> _PROVIDED DATA_:

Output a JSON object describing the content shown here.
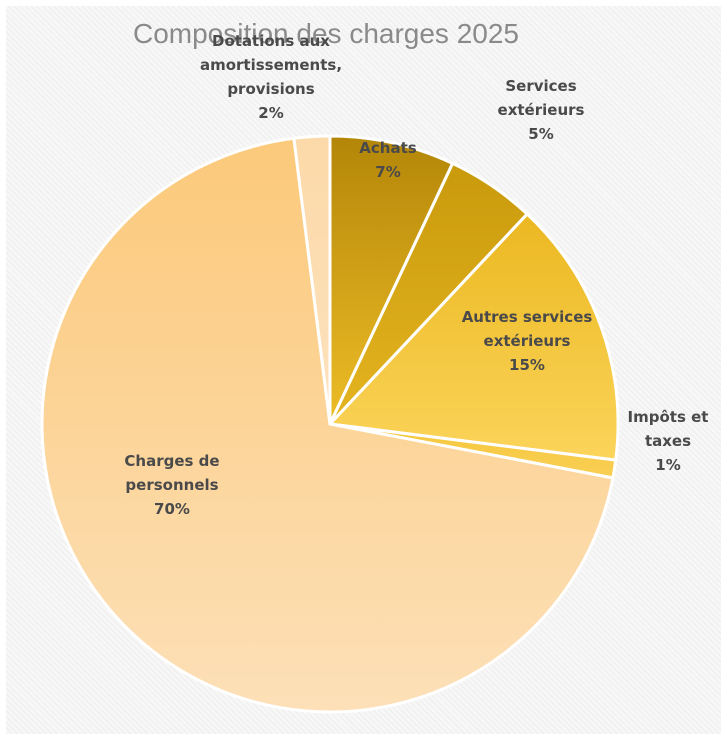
{
  "chart_data": {
    "type": "pie",
    "title": "Composition des charges 2025",
    "slices": [
      {
        "name": "Achats",
        "label_lines": [
          "Achats"
        ],
        "pct_label": "7%",
        "value": 7,
        "color": "#c1920a"
      },
      {
        "name": "Services extérieurs",
        "label_lines": [
          "Services",
          "extérieurs"
        ],
        "pct_label": "5%",
        "value": 5,
        "color": "#d3a413"
      },
      {
        "name": "Autres services extérieurs",
        "label_lines": [
          "Autres services",
          "extérieurs"
        ],
        "pct_label": "15%",
        "value": 15,
        "color": "#efc231"
      },
      {
        "name": "Impôts et taxes",
        "label_lines": [
          "Impôts et",
          "taxes"
        ],
        "pct_label": "1%",
        "value": 1,
        "color": "#f7c93f"
      },
      {
        "name": "Charges de personnels",
        "label_lines": [
          "Charges de",
          "personnels"
        ],
        "pct_label": "70%",
        "value": 70,
        "color": "#fad28c"
      },
      {
        "name": "Dotations aux amortissements, provisions",
        "label_lines": [
          "Dotations aux",
          "amortissements,",
          "provisions"
        ],
        "pct_label": "2%",
        "value": 2,
        "color": "#fcdcb0"
      }
    ],
    "legend": "none",
    "data_labels": "category name and percentage"
  }
}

> _GOAL_:
Copy the records above exactly. The pictures are not part of the copy.

> _EXERCISE OUTPUT_:
Output a JSON object describing the content shown here.
{
  "chart_data": {
    "type": "pie",
    "title": "Composition des charges 2025",
    "slices": [
      {
        "name": "Achats",
        "label_lines": [
          "Achats"
        ],
        "pct_label": "7%",
        "value": 7,
        "color": "#c1920a"
      },
      {
        "name": "Services extérieurs",
        "label_lines": [
          "Services",
          "extérieurs"
        ],
        "pct_label": "5%",
        "value": 5,
        "color": "#d3a413"
      },
      {
        "name": "Autres services extérieurs",
        "label_lines": [
          "Autres services",
          "extérieurs"
        ],
        "pct_label": "15%",
        "value": 15,
        "color": "#efc231"
      },
      {
        "name": "Impôts et taxes",
        "label_lines": [
          "Impôts et",
          "taxes"
        ],
        "pct_label": "1%",
        "value": 1,
        "color": "#f7c93f"
      },
      {
        "name": "Charges de personnels",
        "label_lines": [
          "Charges de",
          "personnels"
        ],
        "pct_label": "70%",
        "value": 70,
        "color": "#fad28c"
      },
      {
        "name": "Dotations aux amortissements, provisions",
        "label_lines": [
          "Dotations aux",
          "amortissements,",
          "provisions"
        ],
        "pct_label": "2%",
        "value": 2,
        "color": "#fcdcb0"
      }
    ],
    "legend": "none",
    "data_labels": "category name and percentage"
  }
}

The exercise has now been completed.